[Collected data entries]
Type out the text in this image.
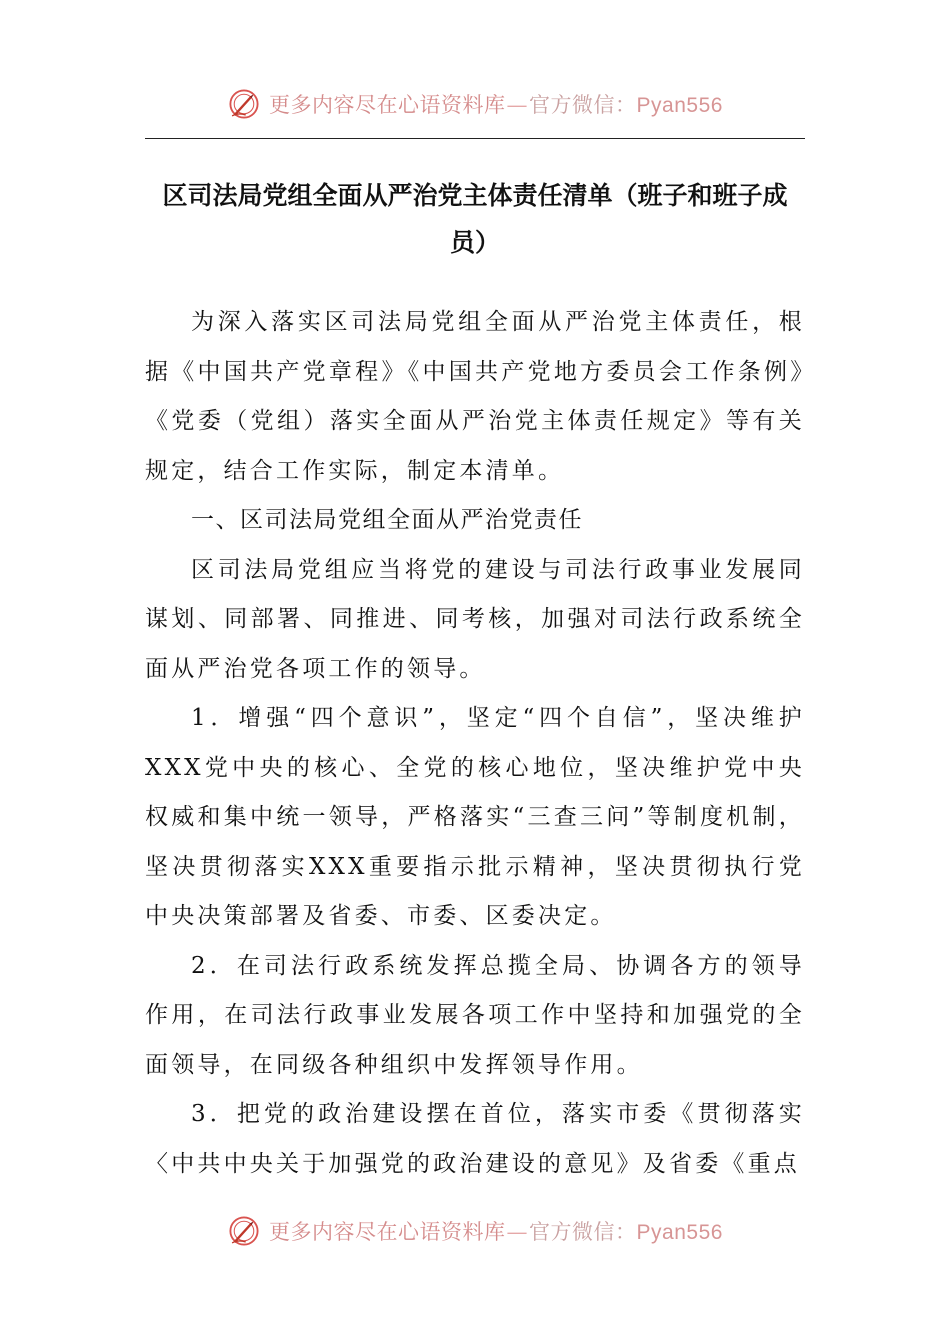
更多内容尽在心语资料库 — 官方微信： Pyan556
区司法局党组全面从严治党主体责任清单（班子和班子成员）

为深入落实区司法局党组全面从严治党主体责任，根据《中国共产党章程》《中国共产党地方委员会工作条例》《党委（党组）落实全面从严治党主体责任规定》等有关规定，结合工作实际，制定本清单。

一、区司法局党组全面从严治党责任

区司法局党组应当将党的建设与司法行政事业发展同谋划、同部署、同推进、同考核，加强对司法行政系统全面从严治党各项工作的领导。

1．增强“四个意识”，坚定“四个自信”，坚决维护XXX党中央的核心、全党的核心地位，坚决维护党中央权威和集中统一领导，严格落实“三查三问”等制度机制，坚决贯彻落实XXX重要指示批示精神，坚决贯彻执行党中央决策部署及省委、市委、区委决定。

2．在司法行政系统发挥总揽全局、协调各方的领导作用，在司法行政事业发展各项工作中坚持和加强党的全面领导，在同级各种组织中发挥领导作用。

3．把党的政治建设摆在首位，落实市委《贯彻落实〈中共中央关于加强党的政治建设的意见》及省委《重点

更多内容尽在心语资料库 — 官方微信： Pyan556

:: Exercise requirements ::
Do not include images; quote all of the entries above exactly.

:: Exercise solution ::
Type out the text in this image.
更多内容尽在心语资料库 — 官方微信： Pyan556
区司法局党组全面从严治党主体责任清单（班子和班子成员）

为深入落实区司法局党组全面从严治党主体责任，根据《中国共产党章程》《中国共产党地方委员会工作条例》《党委（党组）落实全面从严治党主体责任规定》等有关规定，结合工作实际，制定本清单。

一、区司法局党组全面从严治党责任

区司法局党组应当将党的建设与司法行政事业发展同谋划、同部署、同推进、同考核，加强对司法行政系统全面从严治党各项工作的领导。

1．增强“四个意识”，坚定“四个自信”，坚决维护XXX党中央的核心、全党的核心地位，坚决维护党中央权威和集中统一领导，严格落实“三查三问”等制度机制，坚决贯彻落实XXX重要指示批示精神，坚决贯彻执行党中央决策部署及省委、市委、区委决定。

2．在司法行政系统发挥总揽全局、协调各方的领导作用，在司法行政事业发展各项工作中坚持和加强党的全面领导，在同级各种组织中发挥领导作用。

3．把党的政治建设摆在首位，落实市委《贯彻落实〈中共中央关于加强党的政治建设的意见》及省委《重点

更多内容尽在心语资料库 — 官方微信： Pyan556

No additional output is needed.